◆ Task details
Records follow. Pull out every line that contains "Artykuł".

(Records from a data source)

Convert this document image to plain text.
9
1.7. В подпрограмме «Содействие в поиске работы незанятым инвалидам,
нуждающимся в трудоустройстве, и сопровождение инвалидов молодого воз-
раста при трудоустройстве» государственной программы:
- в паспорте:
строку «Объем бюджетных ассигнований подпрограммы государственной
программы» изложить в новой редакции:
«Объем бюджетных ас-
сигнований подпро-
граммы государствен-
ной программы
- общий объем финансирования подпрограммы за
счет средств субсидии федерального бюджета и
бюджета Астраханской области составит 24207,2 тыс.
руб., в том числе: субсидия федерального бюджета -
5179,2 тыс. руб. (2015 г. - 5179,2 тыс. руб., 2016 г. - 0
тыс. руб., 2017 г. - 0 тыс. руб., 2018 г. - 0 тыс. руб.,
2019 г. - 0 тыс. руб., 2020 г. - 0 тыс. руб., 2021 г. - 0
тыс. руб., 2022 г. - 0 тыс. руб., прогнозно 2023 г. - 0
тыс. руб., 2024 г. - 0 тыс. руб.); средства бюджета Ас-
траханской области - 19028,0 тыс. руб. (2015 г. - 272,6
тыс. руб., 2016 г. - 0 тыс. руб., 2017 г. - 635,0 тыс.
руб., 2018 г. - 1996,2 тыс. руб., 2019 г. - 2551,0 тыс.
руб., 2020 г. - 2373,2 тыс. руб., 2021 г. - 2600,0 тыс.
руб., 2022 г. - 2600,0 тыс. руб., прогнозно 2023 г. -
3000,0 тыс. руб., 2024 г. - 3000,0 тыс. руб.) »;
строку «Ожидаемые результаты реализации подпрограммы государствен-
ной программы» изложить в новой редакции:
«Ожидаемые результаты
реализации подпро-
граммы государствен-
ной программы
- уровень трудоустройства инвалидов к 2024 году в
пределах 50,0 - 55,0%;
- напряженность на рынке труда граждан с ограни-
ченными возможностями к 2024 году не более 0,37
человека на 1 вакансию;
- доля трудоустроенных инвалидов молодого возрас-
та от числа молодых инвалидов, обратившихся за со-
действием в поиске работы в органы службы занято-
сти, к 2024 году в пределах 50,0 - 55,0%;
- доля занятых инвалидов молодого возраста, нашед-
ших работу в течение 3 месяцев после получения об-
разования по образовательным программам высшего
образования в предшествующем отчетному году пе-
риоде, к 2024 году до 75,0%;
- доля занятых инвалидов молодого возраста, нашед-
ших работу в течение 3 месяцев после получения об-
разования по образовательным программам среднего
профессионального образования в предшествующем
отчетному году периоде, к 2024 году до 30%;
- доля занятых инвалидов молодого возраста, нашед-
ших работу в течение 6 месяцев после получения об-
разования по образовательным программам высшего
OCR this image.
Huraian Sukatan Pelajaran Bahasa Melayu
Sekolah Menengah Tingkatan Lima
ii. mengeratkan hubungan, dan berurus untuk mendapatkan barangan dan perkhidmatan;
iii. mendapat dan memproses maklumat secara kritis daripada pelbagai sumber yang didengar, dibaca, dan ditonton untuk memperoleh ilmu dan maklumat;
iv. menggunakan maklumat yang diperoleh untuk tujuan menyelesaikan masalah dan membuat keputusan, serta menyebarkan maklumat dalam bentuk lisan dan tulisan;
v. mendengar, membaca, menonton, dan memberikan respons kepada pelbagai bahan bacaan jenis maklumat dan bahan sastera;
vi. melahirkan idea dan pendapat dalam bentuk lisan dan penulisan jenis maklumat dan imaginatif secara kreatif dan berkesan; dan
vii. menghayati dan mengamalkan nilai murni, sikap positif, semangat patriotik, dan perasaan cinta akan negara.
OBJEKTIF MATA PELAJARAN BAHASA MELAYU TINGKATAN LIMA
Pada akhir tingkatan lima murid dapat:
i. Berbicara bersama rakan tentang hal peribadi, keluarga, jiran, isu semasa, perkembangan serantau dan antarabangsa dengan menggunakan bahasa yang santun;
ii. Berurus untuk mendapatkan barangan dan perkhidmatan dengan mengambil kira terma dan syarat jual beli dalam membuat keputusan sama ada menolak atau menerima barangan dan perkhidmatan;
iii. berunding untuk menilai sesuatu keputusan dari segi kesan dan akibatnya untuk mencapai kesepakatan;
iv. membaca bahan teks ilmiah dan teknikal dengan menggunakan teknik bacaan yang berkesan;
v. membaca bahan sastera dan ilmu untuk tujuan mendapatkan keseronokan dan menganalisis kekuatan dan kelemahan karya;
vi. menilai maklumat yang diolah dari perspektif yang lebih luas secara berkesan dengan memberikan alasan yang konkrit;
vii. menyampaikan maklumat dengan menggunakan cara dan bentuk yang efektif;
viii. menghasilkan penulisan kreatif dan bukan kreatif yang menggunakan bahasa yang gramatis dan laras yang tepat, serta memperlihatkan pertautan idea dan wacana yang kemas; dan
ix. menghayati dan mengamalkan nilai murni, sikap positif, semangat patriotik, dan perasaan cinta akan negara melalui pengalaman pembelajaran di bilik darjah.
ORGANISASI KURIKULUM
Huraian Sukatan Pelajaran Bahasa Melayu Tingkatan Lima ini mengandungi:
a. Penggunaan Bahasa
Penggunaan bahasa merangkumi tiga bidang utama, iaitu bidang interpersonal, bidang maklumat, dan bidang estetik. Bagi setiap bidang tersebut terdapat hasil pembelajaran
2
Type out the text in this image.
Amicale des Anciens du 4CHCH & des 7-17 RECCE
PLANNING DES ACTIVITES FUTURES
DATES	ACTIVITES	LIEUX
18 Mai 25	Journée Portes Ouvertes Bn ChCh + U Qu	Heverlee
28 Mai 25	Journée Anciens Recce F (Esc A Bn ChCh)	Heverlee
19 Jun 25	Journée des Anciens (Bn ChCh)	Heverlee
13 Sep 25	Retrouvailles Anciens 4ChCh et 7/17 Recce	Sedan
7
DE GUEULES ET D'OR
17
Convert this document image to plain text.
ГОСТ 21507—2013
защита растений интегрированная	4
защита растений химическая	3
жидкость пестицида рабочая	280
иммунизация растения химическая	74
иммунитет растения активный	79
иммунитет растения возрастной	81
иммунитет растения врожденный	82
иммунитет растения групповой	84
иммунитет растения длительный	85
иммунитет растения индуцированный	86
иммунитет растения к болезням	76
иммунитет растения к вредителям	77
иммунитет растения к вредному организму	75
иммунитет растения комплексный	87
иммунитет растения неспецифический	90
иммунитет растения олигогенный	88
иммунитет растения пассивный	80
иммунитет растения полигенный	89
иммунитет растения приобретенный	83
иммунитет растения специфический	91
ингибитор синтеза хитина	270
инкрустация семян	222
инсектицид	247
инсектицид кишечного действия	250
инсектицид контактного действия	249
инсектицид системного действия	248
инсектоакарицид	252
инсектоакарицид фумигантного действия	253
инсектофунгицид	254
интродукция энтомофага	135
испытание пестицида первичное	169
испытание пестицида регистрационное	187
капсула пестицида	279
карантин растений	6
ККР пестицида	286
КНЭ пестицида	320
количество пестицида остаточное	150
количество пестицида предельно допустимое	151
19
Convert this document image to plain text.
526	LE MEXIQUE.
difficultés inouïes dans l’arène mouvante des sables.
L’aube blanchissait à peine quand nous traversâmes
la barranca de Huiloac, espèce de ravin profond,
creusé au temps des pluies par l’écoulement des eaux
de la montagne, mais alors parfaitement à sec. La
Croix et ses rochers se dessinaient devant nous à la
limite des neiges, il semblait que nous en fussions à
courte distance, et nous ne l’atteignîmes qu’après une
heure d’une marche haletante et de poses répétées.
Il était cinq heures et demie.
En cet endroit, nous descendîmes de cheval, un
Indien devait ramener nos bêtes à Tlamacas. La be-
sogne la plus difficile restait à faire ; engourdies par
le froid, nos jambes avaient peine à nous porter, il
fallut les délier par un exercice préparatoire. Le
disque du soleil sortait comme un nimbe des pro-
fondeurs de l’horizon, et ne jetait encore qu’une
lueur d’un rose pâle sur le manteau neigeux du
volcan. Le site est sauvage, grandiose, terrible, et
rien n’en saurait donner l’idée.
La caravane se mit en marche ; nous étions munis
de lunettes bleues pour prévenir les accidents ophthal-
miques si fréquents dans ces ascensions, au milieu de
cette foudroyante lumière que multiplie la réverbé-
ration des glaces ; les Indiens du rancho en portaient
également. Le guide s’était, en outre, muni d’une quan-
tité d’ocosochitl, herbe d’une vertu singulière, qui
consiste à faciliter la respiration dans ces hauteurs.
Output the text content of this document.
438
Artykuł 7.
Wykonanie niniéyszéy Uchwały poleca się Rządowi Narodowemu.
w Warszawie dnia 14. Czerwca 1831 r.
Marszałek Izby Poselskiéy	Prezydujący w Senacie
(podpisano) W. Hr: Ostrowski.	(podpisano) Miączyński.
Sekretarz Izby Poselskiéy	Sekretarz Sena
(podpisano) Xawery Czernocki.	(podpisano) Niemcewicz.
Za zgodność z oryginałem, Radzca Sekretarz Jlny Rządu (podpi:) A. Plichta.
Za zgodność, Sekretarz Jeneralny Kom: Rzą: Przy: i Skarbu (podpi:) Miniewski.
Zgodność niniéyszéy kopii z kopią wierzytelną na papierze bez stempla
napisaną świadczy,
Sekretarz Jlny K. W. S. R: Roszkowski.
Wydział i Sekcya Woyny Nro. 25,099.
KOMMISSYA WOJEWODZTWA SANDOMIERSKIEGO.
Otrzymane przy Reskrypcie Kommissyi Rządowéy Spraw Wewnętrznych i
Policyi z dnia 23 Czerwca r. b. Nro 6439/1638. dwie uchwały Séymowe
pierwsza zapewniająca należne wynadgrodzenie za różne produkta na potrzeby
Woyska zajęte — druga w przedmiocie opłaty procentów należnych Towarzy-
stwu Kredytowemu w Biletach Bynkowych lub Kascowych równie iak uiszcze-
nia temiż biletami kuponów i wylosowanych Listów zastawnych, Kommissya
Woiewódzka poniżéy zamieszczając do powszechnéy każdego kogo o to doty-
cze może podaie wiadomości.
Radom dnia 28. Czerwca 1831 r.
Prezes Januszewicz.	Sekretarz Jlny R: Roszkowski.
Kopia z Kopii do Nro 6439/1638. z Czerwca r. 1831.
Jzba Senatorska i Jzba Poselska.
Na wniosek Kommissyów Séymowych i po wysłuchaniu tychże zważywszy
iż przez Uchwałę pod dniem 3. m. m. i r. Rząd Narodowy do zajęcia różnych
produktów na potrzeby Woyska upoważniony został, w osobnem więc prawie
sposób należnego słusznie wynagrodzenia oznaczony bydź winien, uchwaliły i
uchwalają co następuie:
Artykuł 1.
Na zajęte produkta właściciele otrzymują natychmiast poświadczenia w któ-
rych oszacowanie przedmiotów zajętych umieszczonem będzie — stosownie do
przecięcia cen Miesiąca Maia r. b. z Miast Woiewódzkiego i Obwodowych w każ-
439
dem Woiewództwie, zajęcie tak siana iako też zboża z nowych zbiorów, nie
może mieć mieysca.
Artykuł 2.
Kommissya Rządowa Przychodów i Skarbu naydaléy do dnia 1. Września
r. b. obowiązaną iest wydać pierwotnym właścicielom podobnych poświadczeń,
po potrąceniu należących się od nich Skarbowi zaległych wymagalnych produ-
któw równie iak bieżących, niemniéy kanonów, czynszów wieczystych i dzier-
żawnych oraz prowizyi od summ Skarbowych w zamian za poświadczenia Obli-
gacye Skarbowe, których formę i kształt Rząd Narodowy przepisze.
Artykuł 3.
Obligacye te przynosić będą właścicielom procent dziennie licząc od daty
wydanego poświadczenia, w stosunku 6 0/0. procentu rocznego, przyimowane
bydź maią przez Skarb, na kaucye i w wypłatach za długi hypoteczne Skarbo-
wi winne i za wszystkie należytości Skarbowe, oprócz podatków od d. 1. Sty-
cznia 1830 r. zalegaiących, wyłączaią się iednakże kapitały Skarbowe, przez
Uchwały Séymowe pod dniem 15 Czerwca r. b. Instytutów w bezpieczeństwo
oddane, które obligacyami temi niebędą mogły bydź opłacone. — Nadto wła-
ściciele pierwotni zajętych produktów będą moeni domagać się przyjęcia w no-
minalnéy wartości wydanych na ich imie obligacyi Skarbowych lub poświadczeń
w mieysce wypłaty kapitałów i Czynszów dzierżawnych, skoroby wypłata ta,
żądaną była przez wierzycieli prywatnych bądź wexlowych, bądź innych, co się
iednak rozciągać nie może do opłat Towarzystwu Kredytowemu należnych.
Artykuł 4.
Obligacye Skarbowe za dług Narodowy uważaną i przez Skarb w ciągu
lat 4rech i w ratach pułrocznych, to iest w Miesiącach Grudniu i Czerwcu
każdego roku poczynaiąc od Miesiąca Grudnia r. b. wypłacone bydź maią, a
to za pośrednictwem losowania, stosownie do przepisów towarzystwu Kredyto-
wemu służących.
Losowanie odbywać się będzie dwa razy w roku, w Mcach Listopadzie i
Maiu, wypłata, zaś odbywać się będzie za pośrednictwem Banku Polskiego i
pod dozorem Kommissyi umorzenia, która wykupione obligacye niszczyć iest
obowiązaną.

◆ Task result
Artykuł 7.
Artykuł 1.
Artykuł 2.
Artykuł 3.
Artykuł 4.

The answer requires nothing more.